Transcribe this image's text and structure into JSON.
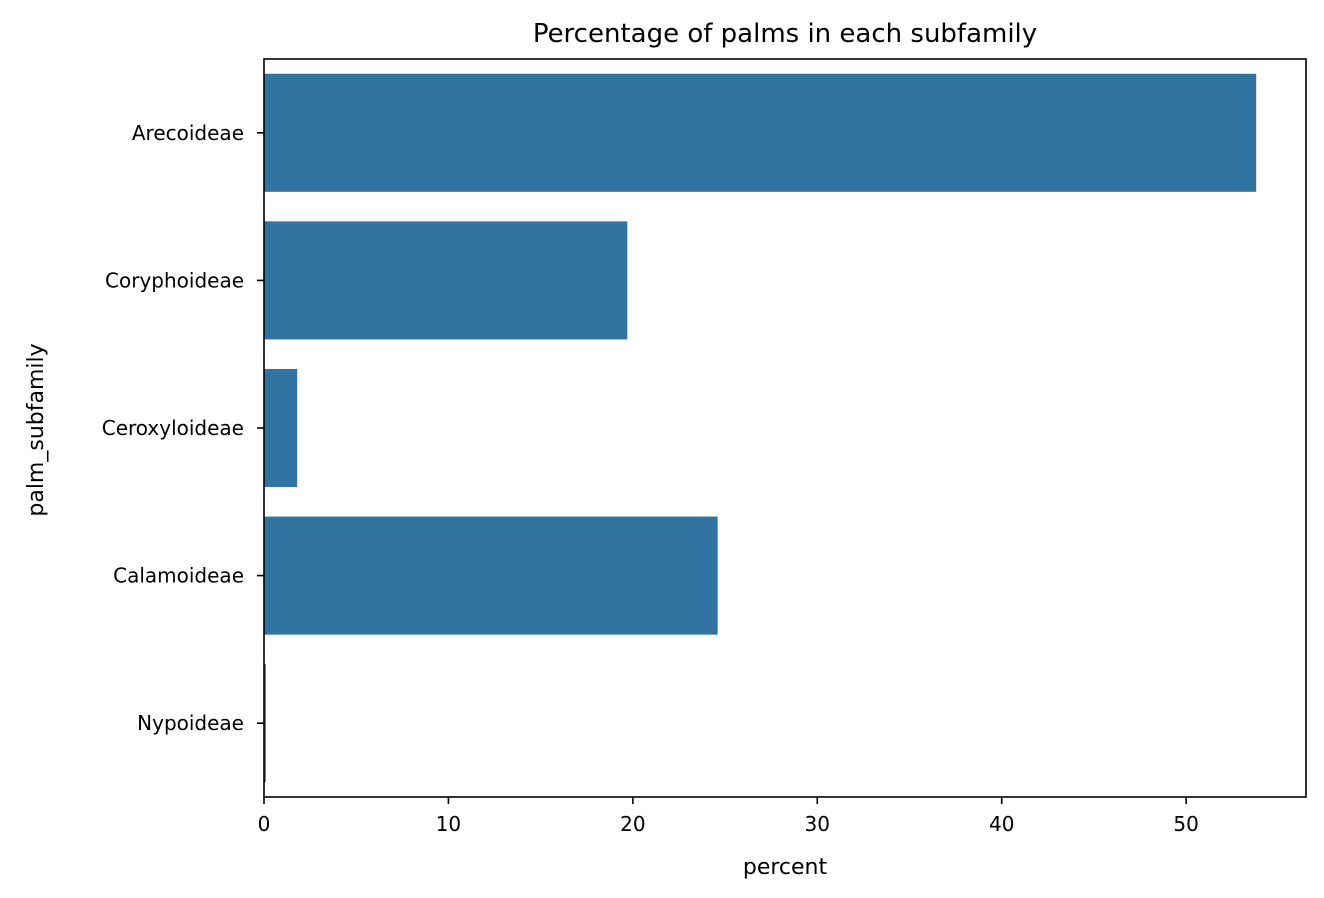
{
  "chart_data": {
    "type": "bar",
    "orientation": "horizontal",
    "title": "Percentage of palms in each subfamily",
    "xlabel": "percent",
    "ylabel": "palm_subfamily",
    "categories": [
      "Arecoideae",
      "Coryphoideae",
      "Ceroxyloideae",
      "Calamoideae",
      "Nypoideae"
    ],
    "values": [
      53.8,
      19.7,
      1.8,
      24.6,
      0.1
    ],
    "xlim": [
      0,
      56.5
    ],
    "xticks": [
      0,
      10,
      20,
      30,
      40,
      50
    ],
    "grid": false,
    "bar_color": "#3274a1"
  }
}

● REQUIREMENT:
Repeat the material above word for word, please, apart from its images.

● COMPLETE OUTPUT:
Transcribe this image's text and structure into JSON.
{
  "chart_data": {
    "type": "bar",
    "orientation": "horizontal",
    "title": "Percentage of palms in each subfamily",
    "xlabel": "percent",
    "ylabel": "palm_subfamily",
    "categories": [
      "Arecoideae",
      "Coryphoideae",
      "Ceroxyloideae",
      "Calamoideae",
      "Nypoideae"
    ],
    "values": [
      53.8,
      19.7,
      1.8,
      24.6,
      0.1
    ],
    "xlim": [
      0,
      56.5
    ],
    "xticks": [
      0,
      10,
      20,
      30,
      40,
      50
    ],
    "grid": false,
    "bar_color": "#3274a1"
  }
}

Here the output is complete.